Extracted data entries
★ ★ ★ ★ ★
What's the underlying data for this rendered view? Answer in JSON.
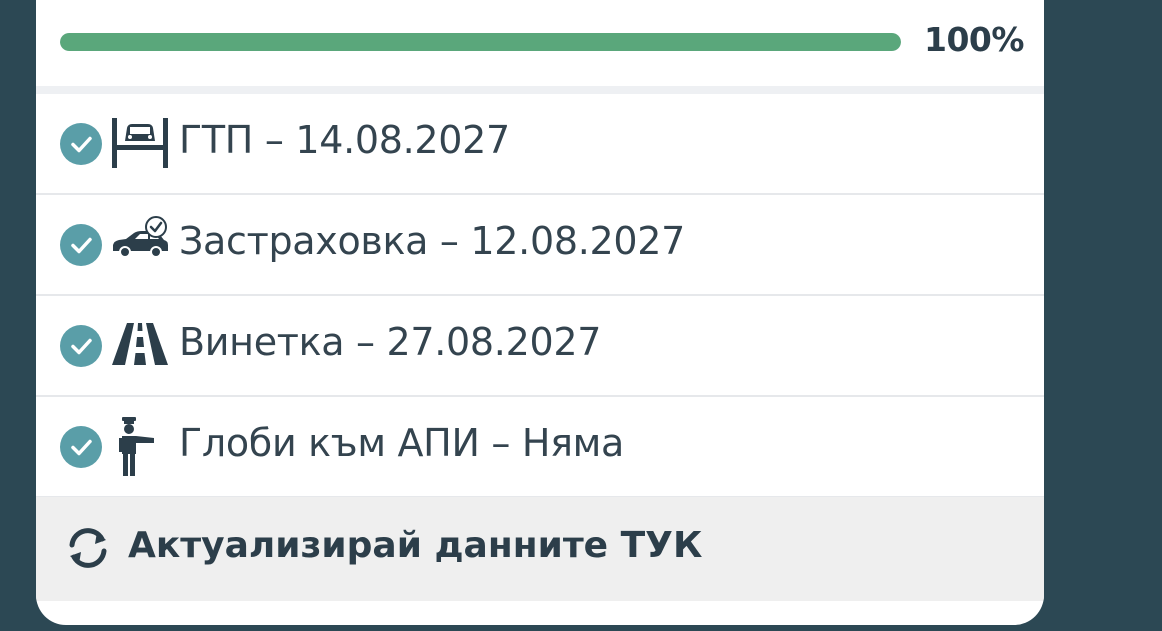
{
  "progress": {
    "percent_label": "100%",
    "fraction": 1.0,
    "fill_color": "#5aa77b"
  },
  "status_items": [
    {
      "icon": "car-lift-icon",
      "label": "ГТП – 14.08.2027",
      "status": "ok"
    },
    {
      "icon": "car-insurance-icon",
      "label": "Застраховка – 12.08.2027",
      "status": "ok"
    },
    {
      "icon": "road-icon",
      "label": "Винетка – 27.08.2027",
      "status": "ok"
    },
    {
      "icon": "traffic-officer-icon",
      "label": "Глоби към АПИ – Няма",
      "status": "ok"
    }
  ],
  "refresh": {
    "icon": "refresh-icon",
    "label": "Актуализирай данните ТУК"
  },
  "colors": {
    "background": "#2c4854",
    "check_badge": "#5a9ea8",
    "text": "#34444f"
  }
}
★ ★ ★ ★ ★
◆ YOUR TASK
The pictures should not appear in the copy; every other part of the records above must be returned exactly.

◆ SOLUTION FOR THIS EXERCISE
What's the underlying data for this rendered view? Answer in JSON.
{
  "progress": {
    "percent_label": "100%",
    "fraction": 1.0,
    "fill_color": "#5aa77b"
  },
  "status_items": [
    {
      "icon": "car-lift-icon",
      "label": "ГТП – 14.08.2027",
      "status": "ok"
    },
    {
      "icon": "car-insurance-icon",
      "label": "Застраховка – 12.08.2027",
      "status": "ok"
    },
    {
      "icon": "road-icon",
      "label": "Винетка – 27.08.2027",
      "status": "ok"
    },
    {
      "icon": "traffic-officer-icon",
      "label": "Глоби към АПИ – Няма",
      "status": "ok"
    }
  ],
  "refresh": {
    "icon": "refresh-icon",
    "label": "Актуализирай данните ТУК"
  },
  "colors": {
    "background": "#2c4854",
    "check_badge": "#5a9ea8",
    "text": "#34444f"
  }
}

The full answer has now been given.